[BEGIN INPUT ROWS]
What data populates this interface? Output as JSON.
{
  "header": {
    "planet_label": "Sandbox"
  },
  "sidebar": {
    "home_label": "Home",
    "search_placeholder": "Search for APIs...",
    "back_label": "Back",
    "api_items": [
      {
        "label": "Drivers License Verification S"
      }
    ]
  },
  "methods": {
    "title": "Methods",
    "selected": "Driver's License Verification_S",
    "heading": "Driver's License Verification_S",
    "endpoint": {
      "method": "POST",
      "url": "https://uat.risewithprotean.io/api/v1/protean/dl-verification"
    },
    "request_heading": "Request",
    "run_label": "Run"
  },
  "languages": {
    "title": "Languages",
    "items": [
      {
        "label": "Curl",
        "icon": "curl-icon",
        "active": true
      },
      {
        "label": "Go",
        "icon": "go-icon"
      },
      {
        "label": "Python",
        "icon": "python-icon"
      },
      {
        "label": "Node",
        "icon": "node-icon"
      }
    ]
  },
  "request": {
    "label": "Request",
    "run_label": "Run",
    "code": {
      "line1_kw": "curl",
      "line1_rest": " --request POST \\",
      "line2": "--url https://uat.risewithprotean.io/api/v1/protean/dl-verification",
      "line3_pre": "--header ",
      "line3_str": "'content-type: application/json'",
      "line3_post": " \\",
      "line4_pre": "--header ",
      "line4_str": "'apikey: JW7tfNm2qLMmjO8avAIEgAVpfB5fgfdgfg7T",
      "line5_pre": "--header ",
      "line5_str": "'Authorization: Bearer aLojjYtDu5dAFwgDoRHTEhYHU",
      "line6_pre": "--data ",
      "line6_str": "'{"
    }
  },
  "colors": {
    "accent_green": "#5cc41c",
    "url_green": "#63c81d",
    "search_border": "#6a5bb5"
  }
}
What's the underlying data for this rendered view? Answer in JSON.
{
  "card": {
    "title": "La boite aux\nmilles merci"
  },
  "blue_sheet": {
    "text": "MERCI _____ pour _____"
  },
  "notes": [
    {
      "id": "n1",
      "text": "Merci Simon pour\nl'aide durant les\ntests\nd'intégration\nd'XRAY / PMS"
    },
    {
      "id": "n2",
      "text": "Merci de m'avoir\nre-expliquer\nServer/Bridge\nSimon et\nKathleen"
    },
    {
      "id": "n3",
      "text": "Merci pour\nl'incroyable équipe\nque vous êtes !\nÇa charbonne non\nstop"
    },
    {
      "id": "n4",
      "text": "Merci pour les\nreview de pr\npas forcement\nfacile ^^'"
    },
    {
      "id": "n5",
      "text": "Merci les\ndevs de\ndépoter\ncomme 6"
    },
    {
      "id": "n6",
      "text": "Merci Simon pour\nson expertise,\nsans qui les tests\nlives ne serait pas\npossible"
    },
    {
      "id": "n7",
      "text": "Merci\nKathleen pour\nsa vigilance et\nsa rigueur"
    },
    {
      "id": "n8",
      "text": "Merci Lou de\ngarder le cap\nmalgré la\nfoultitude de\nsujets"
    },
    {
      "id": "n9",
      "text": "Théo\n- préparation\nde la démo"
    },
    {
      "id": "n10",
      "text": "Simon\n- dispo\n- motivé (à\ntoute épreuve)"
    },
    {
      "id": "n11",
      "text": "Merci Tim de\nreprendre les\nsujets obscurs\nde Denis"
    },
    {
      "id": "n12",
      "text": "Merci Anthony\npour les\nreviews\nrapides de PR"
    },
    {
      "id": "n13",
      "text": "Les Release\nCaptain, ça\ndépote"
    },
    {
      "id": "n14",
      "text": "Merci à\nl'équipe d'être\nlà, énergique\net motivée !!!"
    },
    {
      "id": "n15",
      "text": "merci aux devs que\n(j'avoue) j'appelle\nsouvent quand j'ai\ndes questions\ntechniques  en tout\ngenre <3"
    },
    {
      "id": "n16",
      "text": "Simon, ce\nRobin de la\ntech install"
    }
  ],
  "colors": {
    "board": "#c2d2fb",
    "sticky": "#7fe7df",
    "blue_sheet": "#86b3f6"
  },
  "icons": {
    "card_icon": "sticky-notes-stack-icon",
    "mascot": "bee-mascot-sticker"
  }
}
[END INPUT ROWS]
» EXERCISE DETAILS:
Show every line of the listing in which the string "notes" can be found.

» WRITTEN RESPONSE:
  "notes": [
    "card_icon": "sticky-notes-stack-icon",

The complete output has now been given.